Show every line containing "title" by copying it.
———
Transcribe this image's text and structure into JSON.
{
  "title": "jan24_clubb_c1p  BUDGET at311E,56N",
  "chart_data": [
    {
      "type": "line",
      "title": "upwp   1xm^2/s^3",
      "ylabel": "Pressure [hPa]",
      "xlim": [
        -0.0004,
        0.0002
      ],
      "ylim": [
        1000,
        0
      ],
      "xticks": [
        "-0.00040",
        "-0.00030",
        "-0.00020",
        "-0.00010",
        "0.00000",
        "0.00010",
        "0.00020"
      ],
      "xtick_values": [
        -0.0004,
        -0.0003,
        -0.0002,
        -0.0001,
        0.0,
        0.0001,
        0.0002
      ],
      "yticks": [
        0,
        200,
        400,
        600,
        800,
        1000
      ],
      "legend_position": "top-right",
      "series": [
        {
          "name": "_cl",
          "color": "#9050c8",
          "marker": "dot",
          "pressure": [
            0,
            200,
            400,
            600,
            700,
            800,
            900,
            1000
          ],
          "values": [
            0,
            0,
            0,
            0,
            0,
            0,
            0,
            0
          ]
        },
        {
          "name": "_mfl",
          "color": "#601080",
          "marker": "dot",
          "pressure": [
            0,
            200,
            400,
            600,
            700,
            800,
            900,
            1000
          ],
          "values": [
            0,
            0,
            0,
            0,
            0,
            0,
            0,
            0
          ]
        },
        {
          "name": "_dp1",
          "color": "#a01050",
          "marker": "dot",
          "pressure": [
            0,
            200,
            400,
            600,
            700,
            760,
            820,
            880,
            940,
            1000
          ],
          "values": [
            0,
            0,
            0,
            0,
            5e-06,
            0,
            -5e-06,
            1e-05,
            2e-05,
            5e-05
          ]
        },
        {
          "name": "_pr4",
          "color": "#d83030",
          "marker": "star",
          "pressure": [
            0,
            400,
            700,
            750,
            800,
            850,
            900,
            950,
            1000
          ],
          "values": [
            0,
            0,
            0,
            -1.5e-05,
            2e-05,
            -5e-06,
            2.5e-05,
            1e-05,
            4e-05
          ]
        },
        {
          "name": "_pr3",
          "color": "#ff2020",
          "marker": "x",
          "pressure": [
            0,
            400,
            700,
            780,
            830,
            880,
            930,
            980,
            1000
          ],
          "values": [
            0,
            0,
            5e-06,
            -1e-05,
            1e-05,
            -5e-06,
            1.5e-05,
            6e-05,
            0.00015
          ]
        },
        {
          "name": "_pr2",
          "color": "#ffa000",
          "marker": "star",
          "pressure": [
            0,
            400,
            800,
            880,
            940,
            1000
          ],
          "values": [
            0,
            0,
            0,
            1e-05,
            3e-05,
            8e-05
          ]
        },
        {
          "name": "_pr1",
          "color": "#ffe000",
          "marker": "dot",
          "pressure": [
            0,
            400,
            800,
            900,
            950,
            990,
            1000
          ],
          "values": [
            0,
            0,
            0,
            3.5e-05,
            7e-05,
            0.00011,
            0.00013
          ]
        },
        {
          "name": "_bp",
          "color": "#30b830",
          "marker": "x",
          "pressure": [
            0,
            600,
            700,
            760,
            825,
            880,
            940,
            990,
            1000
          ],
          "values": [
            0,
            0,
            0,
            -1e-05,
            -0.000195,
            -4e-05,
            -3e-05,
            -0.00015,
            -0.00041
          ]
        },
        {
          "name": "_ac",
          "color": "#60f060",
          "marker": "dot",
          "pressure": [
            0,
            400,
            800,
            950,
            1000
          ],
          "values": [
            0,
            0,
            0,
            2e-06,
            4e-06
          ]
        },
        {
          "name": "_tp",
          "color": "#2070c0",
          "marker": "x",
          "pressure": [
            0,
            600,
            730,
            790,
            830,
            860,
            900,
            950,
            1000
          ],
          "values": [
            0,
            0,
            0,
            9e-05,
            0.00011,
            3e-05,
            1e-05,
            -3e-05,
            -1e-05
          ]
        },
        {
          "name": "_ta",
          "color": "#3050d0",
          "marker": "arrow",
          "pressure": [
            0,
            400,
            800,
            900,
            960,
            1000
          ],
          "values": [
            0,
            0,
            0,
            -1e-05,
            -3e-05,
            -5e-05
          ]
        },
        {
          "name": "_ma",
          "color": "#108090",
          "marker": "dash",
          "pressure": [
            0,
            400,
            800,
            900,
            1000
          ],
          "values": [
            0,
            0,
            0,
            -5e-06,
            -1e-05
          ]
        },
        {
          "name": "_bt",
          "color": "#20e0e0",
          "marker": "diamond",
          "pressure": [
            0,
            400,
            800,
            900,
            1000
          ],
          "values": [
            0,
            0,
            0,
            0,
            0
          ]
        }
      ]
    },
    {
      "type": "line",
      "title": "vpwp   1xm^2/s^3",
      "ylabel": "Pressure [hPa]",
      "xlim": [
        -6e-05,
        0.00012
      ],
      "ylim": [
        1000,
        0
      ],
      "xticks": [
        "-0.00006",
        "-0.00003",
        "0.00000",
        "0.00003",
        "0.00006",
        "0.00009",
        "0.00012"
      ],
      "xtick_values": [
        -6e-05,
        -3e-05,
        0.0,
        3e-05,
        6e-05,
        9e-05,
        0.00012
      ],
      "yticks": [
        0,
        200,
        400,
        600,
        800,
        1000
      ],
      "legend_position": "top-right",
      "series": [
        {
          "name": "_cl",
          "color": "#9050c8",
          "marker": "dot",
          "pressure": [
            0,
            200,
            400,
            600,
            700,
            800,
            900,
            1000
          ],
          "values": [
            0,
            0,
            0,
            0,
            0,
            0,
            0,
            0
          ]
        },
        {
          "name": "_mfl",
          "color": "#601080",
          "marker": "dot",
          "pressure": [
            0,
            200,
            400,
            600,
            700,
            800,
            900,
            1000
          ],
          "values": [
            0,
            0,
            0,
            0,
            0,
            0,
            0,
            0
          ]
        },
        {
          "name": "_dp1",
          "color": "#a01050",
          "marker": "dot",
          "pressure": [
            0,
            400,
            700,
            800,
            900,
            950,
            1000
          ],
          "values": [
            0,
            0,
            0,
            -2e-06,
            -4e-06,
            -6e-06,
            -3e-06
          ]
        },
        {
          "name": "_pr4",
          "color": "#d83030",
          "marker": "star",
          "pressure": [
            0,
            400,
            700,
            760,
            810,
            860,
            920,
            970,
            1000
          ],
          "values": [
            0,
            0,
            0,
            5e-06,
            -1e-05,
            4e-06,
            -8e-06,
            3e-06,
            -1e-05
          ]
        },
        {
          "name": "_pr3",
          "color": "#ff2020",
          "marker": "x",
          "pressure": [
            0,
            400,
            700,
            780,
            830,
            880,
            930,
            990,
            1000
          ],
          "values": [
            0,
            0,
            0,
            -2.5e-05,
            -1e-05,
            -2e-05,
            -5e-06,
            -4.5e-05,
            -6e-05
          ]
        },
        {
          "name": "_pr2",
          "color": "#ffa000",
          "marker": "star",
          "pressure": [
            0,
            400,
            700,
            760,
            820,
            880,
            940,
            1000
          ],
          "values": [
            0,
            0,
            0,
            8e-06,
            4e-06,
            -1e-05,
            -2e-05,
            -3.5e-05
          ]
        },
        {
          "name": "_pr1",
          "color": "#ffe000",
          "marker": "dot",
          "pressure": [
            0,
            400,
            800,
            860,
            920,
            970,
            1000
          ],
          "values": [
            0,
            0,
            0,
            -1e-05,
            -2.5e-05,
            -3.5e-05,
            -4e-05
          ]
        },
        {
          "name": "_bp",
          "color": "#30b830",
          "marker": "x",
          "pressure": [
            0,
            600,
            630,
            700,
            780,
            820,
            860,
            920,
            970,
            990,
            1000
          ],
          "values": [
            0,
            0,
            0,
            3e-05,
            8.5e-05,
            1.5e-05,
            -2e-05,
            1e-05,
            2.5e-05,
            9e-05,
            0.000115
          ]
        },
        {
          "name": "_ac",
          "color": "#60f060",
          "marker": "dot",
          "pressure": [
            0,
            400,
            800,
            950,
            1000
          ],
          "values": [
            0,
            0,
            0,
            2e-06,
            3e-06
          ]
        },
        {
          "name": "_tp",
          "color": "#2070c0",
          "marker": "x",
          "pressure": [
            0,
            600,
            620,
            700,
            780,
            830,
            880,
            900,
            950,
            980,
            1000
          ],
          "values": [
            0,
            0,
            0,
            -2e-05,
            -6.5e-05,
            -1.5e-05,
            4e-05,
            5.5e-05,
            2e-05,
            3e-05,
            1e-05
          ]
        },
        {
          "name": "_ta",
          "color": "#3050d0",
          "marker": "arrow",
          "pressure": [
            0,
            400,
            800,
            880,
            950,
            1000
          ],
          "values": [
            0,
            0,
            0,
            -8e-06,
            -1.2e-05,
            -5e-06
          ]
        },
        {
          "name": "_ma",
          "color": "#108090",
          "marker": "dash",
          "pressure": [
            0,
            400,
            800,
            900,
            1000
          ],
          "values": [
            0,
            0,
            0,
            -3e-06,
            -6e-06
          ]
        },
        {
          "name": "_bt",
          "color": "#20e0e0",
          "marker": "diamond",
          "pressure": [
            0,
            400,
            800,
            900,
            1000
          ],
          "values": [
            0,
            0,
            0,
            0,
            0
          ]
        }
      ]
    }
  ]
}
———
▸ Worked answer
  "title": "jan24_clubb_c1p  BUDGET at311E,56N",
      "title": "upwp   1xm^2/s^3",
      "title": "vpwp   1xm^2/s^3",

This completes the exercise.